OBJECTIVE 1
In the podcast notebook, what does df.shape return?

TEXT BLOCK
.....
In [1]:
import re
import nltk
import pandas as pd
from nltk.stem import WordNetLemmatizer

# Dataframe

In [2]:
df = pd.read_pickle('../data/pickle/podcasts_clean.pkl')

In [3]:
df['text'] = df[['title', 'producer', 'genre', 'description', 'episodes', 'reviews']].agg(' '.join, axis=1)

In [4]:
df.drop(columns=['producer', 'rating', 'num_ratings', 'num_episodes', 'description',
                 'link', 'episodes', 'reviews'], inplace=True)

In [5]:
df['subs_len'] = df.apply(lambda row: len(row.subs), axis=1)

In [6]:
df.head(2)

Unnamed: 0,title,genre,subs,text,subs_len
0,Green Eggs and Dan,Arts,"[Point of Origin, Cal's Week in Review]",Green Eggs and Dan The Podglomerate Arts Takin...,2
1,Audio Poem of the Day,Arts,"[The New Yorker: Poetry, The New Yorker: The W...",Audio Poem of the Day Poetry Foundation Arts A...,5


In [7]:
df.shape

(4460, 5)

In [8]:
titleswsubs = list(df[df.subs_len != 0].title)

In [9]:
subsset = set()
for i in df.subs:
    for j in i:
        subsset.add(j)

# Preprocessing

In [10]:
stopwords = set(nltk.corpus.stopwords.words('english'))
add_stops = ['monday', 'tuesday', 'wednesday', 'thursday', 'friday', 'saturday', 'sunday',
             'january', 'february', 'march', 'april', 'may', 'june', 'im', 'ive',
             'july', 'august', 'september', 'october', 'november', 'december',
             'nan', 'podcast', 'podcasts', 'every', 'new', 'weekly', 'week', 
             'stories', 'story', 'episode', 'episodes', 'listen', 'us', "'s", 'host', 'hosted', 'join']
for i in add_stops:
    stopwords.add(i)

In [11]:
lemmatizer = WordNetLemmatizer()
def preprocess_text(text):
    text = text.lower()
    text = re.sub(r'[^\s\w]+', '', text)
    text = re.sub(r"\S+\.org\S+", "", text)
    text = re.sub(r"\S+\.net\S+", "", text)
    text = re.sub(r"\S+\.edu\S+", "", text)
    text = re.sub(r"\S+\.gov\S+", "", text)
    tokenized_text = nltk.word_tokenize(text)
    new_tokenized = []
    for i in tokenized_text:
        if i not in stopwords and len(i) != 1:
            new_tokenized.append(lemmatizer.lemmatize(i))
    return(' '.join(new_tokenized))

In [12]:
df.text = df.text.map(preprocess_text)

In [13]:
df.head(2)

Unnamed: 0,title,genre,subs,text,subs_len
0,Green Eggs and Dan,Arts,"[Point of Origin, Cal's Week in Review]",green egg dan podglomerate art taking look eat...,2
1,Audio Poem of the Day,Arts,"[The New Yorker: Poetry, The New Yorker: The W...",audio poem day poetry foundation art audio rec...,5


# Modelling

In [32]:
tests = list(df[df.subs_len >= 5].sample(3).title)

In [21]:
def get_recommendations(matrix):
    for i in tests:
        print('\033[1m' + "Given:" + '\033[0m', i)
        index = df.loc[df.title == i].index[0]
        print('\033[1m' + "Given genre:" + '\033[0m', df.iloc[index]['genre'])
        array = list(enumerate(matrix[index]))
        sorted_array = sorted(array, key=lambda x:x[1], reverse=True)
.....
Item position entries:

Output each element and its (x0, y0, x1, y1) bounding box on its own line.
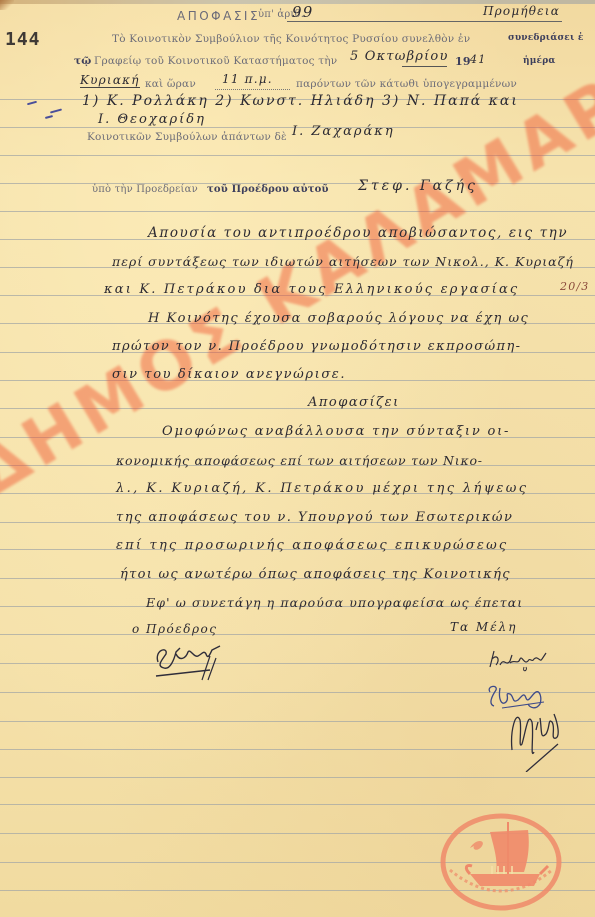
signatory-right-label: Τα Μέλη (450, 620, 517, 634)
ship-stamp-icon (440, 808, 562, 912)
document-title: ΑΠΟΦΑΣΙΣ (177, 9, 260, 23)
ruled-line (0, 804, 595, 805)
members-present: 1) Κ. Ρολλάκη 2) Κωνστ. Ηλιάδη 3) Ν. Παπ… (82, 93, 519, 109)
body-line-6: σιν του δίκαιον ανεγνώρισε. (112, 367, 346, 382)
weekday: Κυριακή (80, 73, 140, 88)
subject-underline (462, 21, 562, 22)
president-signature (150, 640, 230, 685)
present-label: παρόντων τῶν κάτωθι ὑπογεγραμμένων (296, 78, 517, 90)
margin-ink-mark (27, 101, 37, 106)
ruled-line (0, 634, 595, 635)
hour-label: καὶ ὥραν (145, 78, 196, 90)
member-signature-1 (486, 645, 556, 673)
printed-year-prefix: 19 (455, 55, 471, 68)
meeting-date: 5 Οκτωβρίου (350, 49, 449, 64)
page-number: 144 (5, 29, 41, 50)
president-signature-text: Στεφ. Γαζής (150, 690, 169, 691)
member-signature-3 (506, 700, 566, 772)
ruled-line (0, 777, 595, 778)
page-corner (0, 0, 14, 10)
decision-line-2: κονομικής αποφάσεως επί των αιτήσεων των… (116, 453, 483, 468)
number-underline (287, 21, 462, 22)
members-present-continued: Ι. Θεοχαρίδη (98, 112, 206, 127)
printed-line-1-bold: συνεδριάσει ἐ (508, 33, 584, 43)
members-absent: Ι. Ζαχαράκη (292, 124, 395, 139)
margin-ink-mark (50, 108, 62, 113)
printed-line-1: Τὸ Κοινοτικὸν Συμβούλιον τῆς Κοινότητος … (112, 33, 470, 45)
signatory-left-label: ο Πρόεδρος (132, 622, 217, 636)
margin-note: 20/3 (560, 280, 590, 293)
body-line-5: πρώτον τον ν. Προέδρου γνωμοδότησιν εκπρ… (112, 339, 521, 354)
presidency-label-bold: τοῦ Προέδρου αὐτοῦ (207, 184, 329, 195)
day-label: ἡμέρα (523, 56, 556, 66)
margin-ink-mark (45, 115, 53, 119)
presidency-label: ὑπὸ τὴν Προεδρείαν (92, 184, 198, 195)
decision-line-7: Εφ' ω συνετάγη η παρούσα υπογραφείσα ως … (146, 595, 523, 610)
year-digits: 41 (470, 53, 486, 66)
subject-handwritten: Προμήθεια (483, 4, 560, 18)
meeting-hour: 11 π.μ. (222, 72, 273, 86)
decision-line-4: της αποφάσεως του ν. Υπουργού των Εσωτερ… (116, 510, 513, 525)
printed-line-2: Γραφείῳ τοῦ Κοινοτικοῦ Καταστήματος τὴν (94, 55, 337, 67)
body-line-3: και Κ. Πετράκου δια τους Ελληνικούς εργα… (104, 282, 519, 297)
decision-line-3: λ., Κ. Κυριαζή, Κ. Πετράκου μέχρι της λή… (116, 481, 528, 496)
decides-heading: Αποφασίζει (308, 395, 400, 410)
body-line-4: Η Κοινότης έχουσα σοβαρούς λόγους να έχη… (148, 311, 529, 326)
decision-line-5: επί της προσωρινής αποφάσεως επικυρώσεως (116, 538, 508, 553)
document-page: ΔΗΜΟΣ ΚΑΛΑΜΑΡΙΑΣ 144 ΑΠΟΦΑΣΙΣ ὑπ' ἀριθ. … (0, 0, 595, 917)
ruled-line (0, 211, 595, 212)
hour-underline (215, 89, 290, 90)
body-line-1: Απουσία του αντιπροέδρου αποβιώσαντος, ε… (148, 225, 568, 241)
absent-label: Κοινοτικῶν Συμβούλων ἀπάντων δὲ (87, 131, 287, 143)
decision-line-6: ήτοι ως ανωτέρω όπως αποφάσεις της Κοινο… (120, 567, 511, 582)
body-line-2: περί συντάξεως των ιδιωτών αιτήσεων των … (112, 254, 574, 269)
date-underline (402, 66, 447, 67)
president-name: Στεφ. Γαζής (358, 178, 478, 194)
decision-number: 99 (292, 3, 314, 21)
printed-line-2-bold: τῷ (74, 55, 91, 67)
decision-line-1: Ομοφώνως αναβάλλουσα την σύνταξιν οι- (162, 424, 510, 439)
.....
OBJECTIVE 2
In the records, rewrite the lines starting at the one containing "signatory-right-label: Τα Μέλη" and ending at the one containing "presidency-label: ὑπὸ τὴν", replacing "ruled-line" with "horizontal-rule" and keeping everything else the same.

PROBLEM SOLUTION 1
(4460, 5)

PROBLEM SOLUTION 2
signatory-right-label: Τα Μέλη (450, 620, 517, 634)
ship-stamp-icon (440, 808, 562, 912)
document-title: ΑΠΟΦΑΣΙΣ (177, 9, 260, 23)
horizontal-rule (0, 804, 595, 805)
members-present: 1) Κ. Ρολλάκη 2) Κωνστ. Ηλιάδη 3) Ν. Παπ… (82, 93, 519, 109)
body-line-6: σιν του δίκαιον ανεγνώρισε. (112, 367, 346, 382)
weekday: Κυριακή (80, 73, 140, 88)
subject-underline (462, 21, 562, 22)
president-signature (150, 640, 230, 685)
present-label: παρόντων τῶν κάτωθι ὑπογεγραμμένων (296, 78, 517, 90)
margin-ink-mark (27, 101, 37, 106)
horizontal-rule (0, 634, 595, 635)
hour-label: καὶ ὥραν (145, 78, 196, 90)
member-signature-1 (486, 645, 556, 673)
printed-year-prefix: 19 (455, 55, 471, 68)
meeting-date: 5 Οκτωβρίου (350, 49, 449, 64)
page-number: 144 (5, 29, 41, 50)
president-signature-text: Στεφ. Γαζής (150, 690, 169, 691)
member-signature-3 (506, 700, 566, 772)
horizontal-rule (0, 777, 595, 778)
page-corner (0, 0, 14, 10)
decision-line-2: κονομικής αποφάσεως επί των αιτήσεων των… (116, 453, 483, 468)
number-underline (287, 21, 462, 22)
members-present-continued: Ι. Θεοχαρίδη (98, 112, 206, 127)
printed-line-1-bold: συνεδριάσει ἐ (508, 33, 584, 43)
members-absent: Ι. Ζαχαράκη (292, 124, 395, 139)
margin-ink-mark (50, 108, 62, 113)
printed-line-1: Τὸ Κοινοτικὸν Συμβούλιον τῆς Κοινότητος … (112, 33, 470, 45)
signatory-left-label: ο Πρόεδρος (132, 622, 217, 636)
margin-note: 20/3 (560, 280, 590, 293)
body-line-5: πρώτον τον ν. Προέδρου γνωμοδότησιν εκπρ… (112, 339, 521, 354)
presidency-label-bold: τοῦ Προέδρου αὐτοῦ (207, 184, 329, 195)
day-label: ἡμέρα (523, 56, 556, 66)
margin-ink-mark (45, 115, 53, 119)
presidency-label: ὑπὸ τὴν Προεδρείαν (92, 184, 198, 195)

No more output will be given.